╔══

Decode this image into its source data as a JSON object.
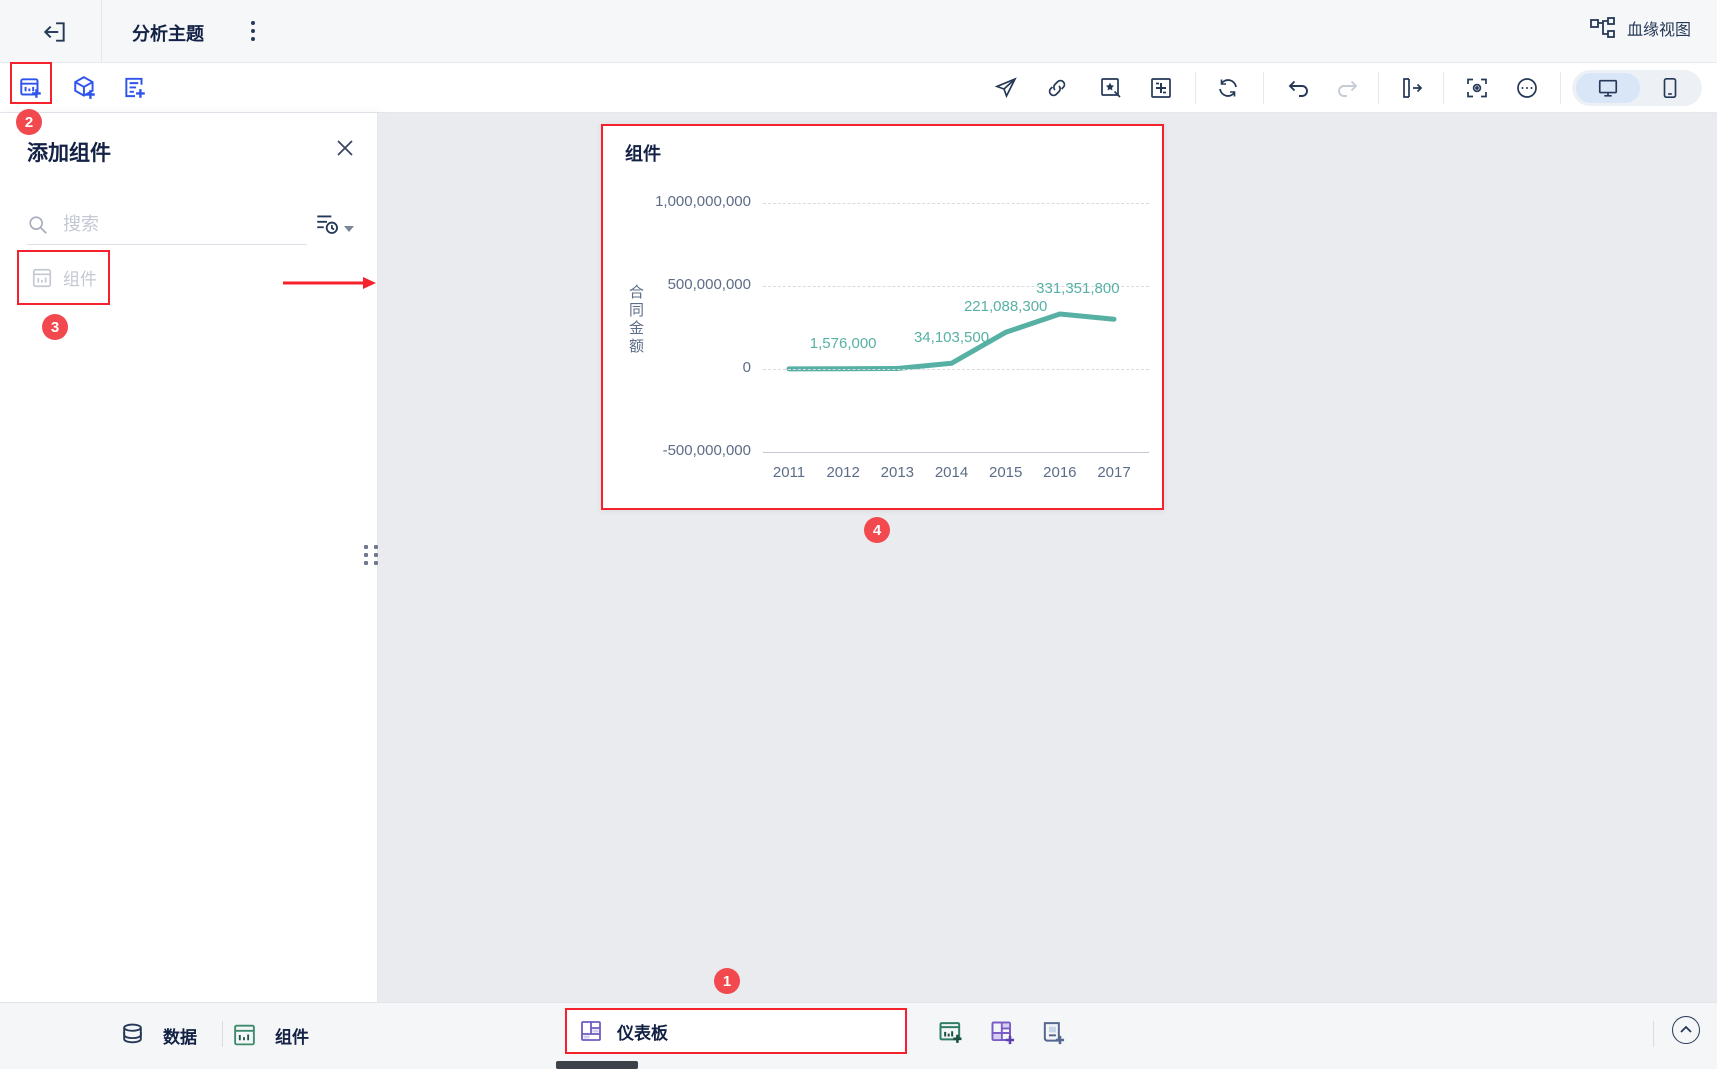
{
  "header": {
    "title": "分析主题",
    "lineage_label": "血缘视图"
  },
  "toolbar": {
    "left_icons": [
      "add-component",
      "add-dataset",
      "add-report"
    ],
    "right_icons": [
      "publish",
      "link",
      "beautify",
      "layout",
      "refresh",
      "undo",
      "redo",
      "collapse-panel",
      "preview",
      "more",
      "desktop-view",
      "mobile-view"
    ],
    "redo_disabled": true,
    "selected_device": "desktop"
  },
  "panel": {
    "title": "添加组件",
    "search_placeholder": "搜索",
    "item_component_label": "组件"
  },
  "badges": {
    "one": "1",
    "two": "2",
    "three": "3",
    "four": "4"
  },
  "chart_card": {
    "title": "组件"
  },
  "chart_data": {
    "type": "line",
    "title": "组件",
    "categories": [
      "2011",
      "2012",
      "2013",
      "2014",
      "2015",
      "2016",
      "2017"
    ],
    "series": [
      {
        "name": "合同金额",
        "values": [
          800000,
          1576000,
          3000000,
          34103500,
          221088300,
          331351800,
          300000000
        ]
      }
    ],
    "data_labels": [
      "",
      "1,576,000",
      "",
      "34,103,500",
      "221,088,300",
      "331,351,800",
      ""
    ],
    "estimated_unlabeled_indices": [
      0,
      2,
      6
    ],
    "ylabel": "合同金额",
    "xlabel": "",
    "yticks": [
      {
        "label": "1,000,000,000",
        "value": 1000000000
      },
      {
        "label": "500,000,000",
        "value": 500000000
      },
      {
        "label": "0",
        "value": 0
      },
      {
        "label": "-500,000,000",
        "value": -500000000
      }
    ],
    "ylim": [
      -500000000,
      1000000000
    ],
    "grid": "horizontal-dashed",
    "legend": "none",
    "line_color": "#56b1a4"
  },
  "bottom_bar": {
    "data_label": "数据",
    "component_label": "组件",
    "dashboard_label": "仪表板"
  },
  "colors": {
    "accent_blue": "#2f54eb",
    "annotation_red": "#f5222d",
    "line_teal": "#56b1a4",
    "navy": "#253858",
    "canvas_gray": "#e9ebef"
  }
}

╚══
╔══

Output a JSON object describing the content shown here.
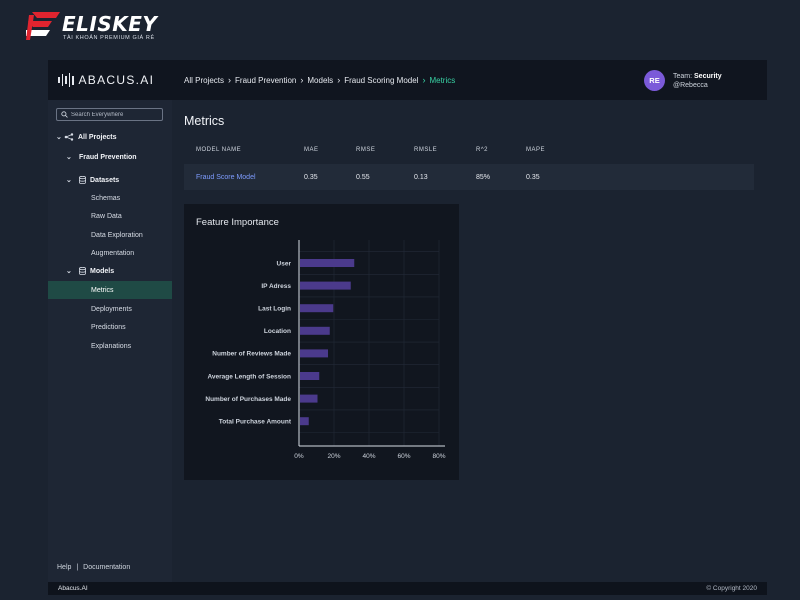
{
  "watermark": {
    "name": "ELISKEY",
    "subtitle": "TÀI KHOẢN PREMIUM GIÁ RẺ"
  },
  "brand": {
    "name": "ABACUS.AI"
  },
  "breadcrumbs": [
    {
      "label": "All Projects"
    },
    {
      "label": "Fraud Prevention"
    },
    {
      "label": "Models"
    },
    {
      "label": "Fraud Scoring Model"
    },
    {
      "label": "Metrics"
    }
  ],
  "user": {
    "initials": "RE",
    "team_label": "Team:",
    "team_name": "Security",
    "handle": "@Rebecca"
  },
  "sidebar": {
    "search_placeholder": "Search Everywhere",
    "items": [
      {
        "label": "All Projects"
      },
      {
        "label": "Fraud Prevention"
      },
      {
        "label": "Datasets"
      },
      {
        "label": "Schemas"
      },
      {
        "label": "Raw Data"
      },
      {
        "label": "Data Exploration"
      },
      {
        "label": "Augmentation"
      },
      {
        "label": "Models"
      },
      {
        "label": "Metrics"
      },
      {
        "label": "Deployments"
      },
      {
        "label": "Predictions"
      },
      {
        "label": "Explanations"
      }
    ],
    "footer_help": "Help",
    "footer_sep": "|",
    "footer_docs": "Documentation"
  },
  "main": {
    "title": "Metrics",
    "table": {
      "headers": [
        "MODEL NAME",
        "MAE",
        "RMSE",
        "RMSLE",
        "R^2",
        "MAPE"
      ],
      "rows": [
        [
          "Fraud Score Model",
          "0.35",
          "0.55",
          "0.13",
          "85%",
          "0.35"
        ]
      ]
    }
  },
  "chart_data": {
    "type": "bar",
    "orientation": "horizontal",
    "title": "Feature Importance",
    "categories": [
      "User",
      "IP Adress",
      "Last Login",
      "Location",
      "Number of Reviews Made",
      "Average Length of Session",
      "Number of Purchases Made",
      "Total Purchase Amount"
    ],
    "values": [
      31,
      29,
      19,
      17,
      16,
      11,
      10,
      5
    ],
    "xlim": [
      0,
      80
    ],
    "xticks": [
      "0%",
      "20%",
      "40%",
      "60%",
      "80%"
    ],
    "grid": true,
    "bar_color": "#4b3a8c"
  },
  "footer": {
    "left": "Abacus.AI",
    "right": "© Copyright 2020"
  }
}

╚══
╔══

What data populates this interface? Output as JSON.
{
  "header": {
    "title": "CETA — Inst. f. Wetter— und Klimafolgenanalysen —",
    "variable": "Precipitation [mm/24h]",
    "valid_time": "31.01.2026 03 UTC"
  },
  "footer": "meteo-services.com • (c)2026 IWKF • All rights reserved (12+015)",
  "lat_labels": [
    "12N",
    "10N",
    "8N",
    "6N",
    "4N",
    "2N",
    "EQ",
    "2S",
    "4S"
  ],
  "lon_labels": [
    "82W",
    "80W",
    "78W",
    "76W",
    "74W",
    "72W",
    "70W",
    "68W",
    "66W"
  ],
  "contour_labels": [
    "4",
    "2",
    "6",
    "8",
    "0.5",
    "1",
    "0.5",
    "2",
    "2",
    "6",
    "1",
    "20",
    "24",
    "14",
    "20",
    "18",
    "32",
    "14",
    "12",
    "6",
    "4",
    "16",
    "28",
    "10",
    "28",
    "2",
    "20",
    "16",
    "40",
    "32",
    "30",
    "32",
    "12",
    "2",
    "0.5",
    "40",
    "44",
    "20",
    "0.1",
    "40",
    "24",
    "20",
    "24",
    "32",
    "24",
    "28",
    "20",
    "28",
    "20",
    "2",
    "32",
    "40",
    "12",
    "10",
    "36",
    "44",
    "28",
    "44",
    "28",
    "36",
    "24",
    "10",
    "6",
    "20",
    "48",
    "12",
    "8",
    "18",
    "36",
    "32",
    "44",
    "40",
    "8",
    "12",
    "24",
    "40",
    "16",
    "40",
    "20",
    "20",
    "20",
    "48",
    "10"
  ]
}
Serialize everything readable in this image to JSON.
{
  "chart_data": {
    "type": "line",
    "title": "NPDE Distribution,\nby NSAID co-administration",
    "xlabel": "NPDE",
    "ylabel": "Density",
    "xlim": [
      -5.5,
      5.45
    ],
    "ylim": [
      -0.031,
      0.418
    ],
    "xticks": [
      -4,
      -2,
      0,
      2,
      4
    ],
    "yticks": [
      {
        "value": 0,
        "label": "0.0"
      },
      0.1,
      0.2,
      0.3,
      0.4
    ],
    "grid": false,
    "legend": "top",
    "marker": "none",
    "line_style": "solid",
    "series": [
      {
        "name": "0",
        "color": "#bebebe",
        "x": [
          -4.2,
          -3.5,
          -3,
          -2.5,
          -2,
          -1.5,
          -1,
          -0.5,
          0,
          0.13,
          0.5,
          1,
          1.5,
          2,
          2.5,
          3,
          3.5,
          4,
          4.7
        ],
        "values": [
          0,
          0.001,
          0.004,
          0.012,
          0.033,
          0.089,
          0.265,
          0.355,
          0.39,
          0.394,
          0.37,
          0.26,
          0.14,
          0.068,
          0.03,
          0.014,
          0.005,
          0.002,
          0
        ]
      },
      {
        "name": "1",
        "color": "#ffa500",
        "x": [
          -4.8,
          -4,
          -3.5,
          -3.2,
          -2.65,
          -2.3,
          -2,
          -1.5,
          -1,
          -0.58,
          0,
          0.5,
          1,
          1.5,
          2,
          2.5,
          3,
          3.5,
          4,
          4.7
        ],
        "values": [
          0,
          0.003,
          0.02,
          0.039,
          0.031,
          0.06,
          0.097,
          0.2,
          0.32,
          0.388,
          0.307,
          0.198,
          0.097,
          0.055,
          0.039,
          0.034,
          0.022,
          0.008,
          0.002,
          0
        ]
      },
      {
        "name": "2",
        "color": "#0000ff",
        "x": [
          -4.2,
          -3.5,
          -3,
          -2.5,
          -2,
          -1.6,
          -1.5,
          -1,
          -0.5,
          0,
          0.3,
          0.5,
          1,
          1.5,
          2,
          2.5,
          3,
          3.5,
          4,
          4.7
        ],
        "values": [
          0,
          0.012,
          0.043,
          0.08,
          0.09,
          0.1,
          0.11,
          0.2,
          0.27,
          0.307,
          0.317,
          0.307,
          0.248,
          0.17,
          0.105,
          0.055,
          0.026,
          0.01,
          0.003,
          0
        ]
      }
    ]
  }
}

╚══

§ **WHAT THE TASK ASKS**:
Pick out all lines containing the string "NPDE".

§ **SOLUTION TO THIS PROBLEM**:
    "title": "NPDE Distribution,\nby NSAID co-administration",
    "xlabel": "NPDE",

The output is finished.